## PROBLEM TO SOLVE
Repeat all entries exactly.
☆ ☆ ☆ ☆ ☆
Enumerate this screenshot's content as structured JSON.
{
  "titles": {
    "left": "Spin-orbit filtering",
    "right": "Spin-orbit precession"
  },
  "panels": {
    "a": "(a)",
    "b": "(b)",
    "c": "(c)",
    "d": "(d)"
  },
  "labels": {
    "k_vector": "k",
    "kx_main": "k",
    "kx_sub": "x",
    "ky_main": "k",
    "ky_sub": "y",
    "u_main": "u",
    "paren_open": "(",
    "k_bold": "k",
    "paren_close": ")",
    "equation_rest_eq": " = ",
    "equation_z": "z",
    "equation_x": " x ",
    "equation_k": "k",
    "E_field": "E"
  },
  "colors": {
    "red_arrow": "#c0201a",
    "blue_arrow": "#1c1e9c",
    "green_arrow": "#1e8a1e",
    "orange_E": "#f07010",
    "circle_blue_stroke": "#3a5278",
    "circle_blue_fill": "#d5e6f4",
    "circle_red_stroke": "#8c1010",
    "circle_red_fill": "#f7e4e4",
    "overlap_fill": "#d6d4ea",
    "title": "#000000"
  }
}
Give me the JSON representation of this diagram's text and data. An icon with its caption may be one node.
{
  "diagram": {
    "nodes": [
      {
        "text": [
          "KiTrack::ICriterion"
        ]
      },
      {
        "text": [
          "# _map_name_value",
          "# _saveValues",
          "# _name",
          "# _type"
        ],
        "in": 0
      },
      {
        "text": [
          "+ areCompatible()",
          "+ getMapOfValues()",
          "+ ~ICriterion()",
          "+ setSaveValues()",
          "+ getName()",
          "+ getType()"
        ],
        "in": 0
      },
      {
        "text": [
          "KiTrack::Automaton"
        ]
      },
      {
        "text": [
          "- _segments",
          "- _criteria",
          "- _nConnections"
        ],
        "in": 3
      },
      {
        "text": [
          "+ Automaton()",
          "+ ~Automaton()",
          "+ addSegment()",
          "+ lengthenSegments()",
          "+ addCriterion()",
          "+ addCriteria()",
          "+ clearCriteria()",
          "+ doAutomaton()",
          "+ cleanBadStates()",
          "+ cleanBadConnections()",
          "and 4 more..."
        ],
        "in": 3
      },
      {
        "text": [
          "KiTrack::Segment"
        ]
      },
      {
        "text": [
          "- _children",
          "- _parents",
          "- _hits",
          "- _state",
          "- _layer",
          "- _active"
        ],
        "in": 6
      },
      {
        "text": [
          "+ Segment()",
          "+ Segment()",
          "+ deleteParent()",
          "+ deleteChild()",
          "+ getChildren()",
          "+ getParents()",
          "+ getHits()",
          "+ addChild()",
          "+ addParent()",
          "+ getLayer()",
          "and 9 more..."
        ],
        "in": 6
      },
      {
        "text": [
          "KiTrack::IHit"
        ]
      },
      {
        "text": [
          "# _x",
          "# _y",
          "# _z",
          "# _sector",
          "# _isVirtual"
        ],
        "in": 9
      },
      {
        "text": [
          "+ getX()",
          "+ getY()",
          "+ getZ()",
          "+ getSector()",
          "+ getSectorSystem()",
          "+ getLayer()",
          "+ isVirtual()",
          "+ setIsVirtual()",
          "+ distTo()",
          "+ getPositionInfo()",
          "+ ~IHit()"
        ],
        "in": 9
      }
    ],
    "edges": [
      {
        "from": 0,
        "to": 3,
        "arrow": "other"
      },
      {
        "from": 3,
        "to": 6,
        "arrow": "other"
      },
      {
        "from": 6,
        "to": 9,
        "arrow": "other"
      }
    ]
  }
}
☆ ☆ ☆ ☆ ☆
## FINISHED ANSWER
Enumerate this screenshot's content as structured JSON.
{
  "titles": {
    "left": "Spin-orbit filtering",
    "right": "Spin-orbit precession"
  },
  "panels": {
    "a": "(a)",
    "b": "(b)",
    "c": "(c)",
    "d": "(d)"
  },
  "labels": {
    "k_vector": "k",
    "kx_main": "k",
    "kx_sub": "x",
    "ky_main": "k",
    "ky_sub": "y",
    "u_main": "u",
    "paren_open": "(",
    "k_bold": "k",
    "paren_close": ")",
    "equation_rest_eq": " = ",
    "equation_z": "z",
    "equation_x": " x ",
    "equation_k": "k",
    "E_field": "E"
  },
  "colors": {
    "red_arrow": "#c0201a",
    "blue_arrow": "#1c1e9c",
    "green_arrow": "#1e8a1e",
    "orange_E": "#f07010",
    "circle_blue_stroke": "#3a5278",
    "circle_blue_fill": "#d5e6f4",
    "circle_red_stroke": "#8c1010",
    "circle_red_fill": "#f7e4e4",
    "overlap_fill": "#d6d4ea",
    "title": "#000000"
  }
}
Give me the JSON representation of this diagram's text and data. An icon with its caption may be one node.
{
  "diagram": {
    "nodes": [
      {
        "text": [
          "KiTrack::ICriterion"
        ]
      },
      {
        "text": [
          "# _map_name_value",
          "# _saveValues",
          "# _name",
          "# _type"
        ],
        "in": 0
      },
      {
        "text": [
          "+ areCompatible()",
          "+ getMapOfValues()",
          "+ ~ICriterion()",
          "+ setSaveValues()",
          "+ getName()",
          "+ getType()"
        ],
        "in": 0
      },
      {
        "text": [
          "KiTrack::Automaton"
        ]
      },
      {
        "text": [
          "- _segments",
          "- _criteria",
          "- _nConnections"
        ],
        "in": 3
      },
      {
        "text": [
          "+ Automaton()",
          "+ ~Automaton()",
          "+ addSegment()",
          "+ lengthenSegments()",
          "+ addCriterion()",
          "+ addCriteria()",
          "+ clearCriteria()",
          "+ doAutomaton()",
          "+ cleanBadStates()",
          "+ cleanBadConnections()",
          "and 4 more..."
        ],
        "in": 3
      },
      {
        "text": [
          "KiTrack::Segment"
        ]
      },
      {
        "text": [
          "- _children",
          "- _parents",
          "- _hits",
          "- _state",
          "- _layer",
          "- _active"
        ],
        "in": 6
      },
      {
        "text": [
          "+ Segment()",
          "+ Segment()",
          "+ deleteParent()",
          "+ deleteChild()",
          "+ getChildren()",
          "+ getParents()",
          "+ getHits()",
          "+ addChild()",
          "+ addParent()",
          "+ getLayer()",
          "and 9 more..."
        ],
        "in": 6
      },
      {
        "text": [
          "KiTrack::IHit"
        ]
      },
      {
        "text": [
          "# _x",
          "# _y",
          "# _z",
          "# _sector",
          "# _isVirtual"
        ],
        "in": 9
      },
      {
        "text": [
          "+ getX()",
          "+ getY()",
          "+ getZ()",
          "+ getSector()",
          "+ getSectorSystem()",
          "+ getLayer()",
          "+ isVirtual()",
          "+ setIsVirtual()",
          "+ distTo()",
          "+ getPositionInfo()",
          "+ ~IHit()"
        ],
        "in": 9
      }
    ],
    "edges": [
      {
        "from": 0,
        "to": 3,
        "arrow": "other"
      },
      {
        "from": 3,
        "to": 6,
        "arrow": "other"
      },
      {
        "from": 6,
        "to": 9,
        "arrow": "other"
      }
    ]
  }
}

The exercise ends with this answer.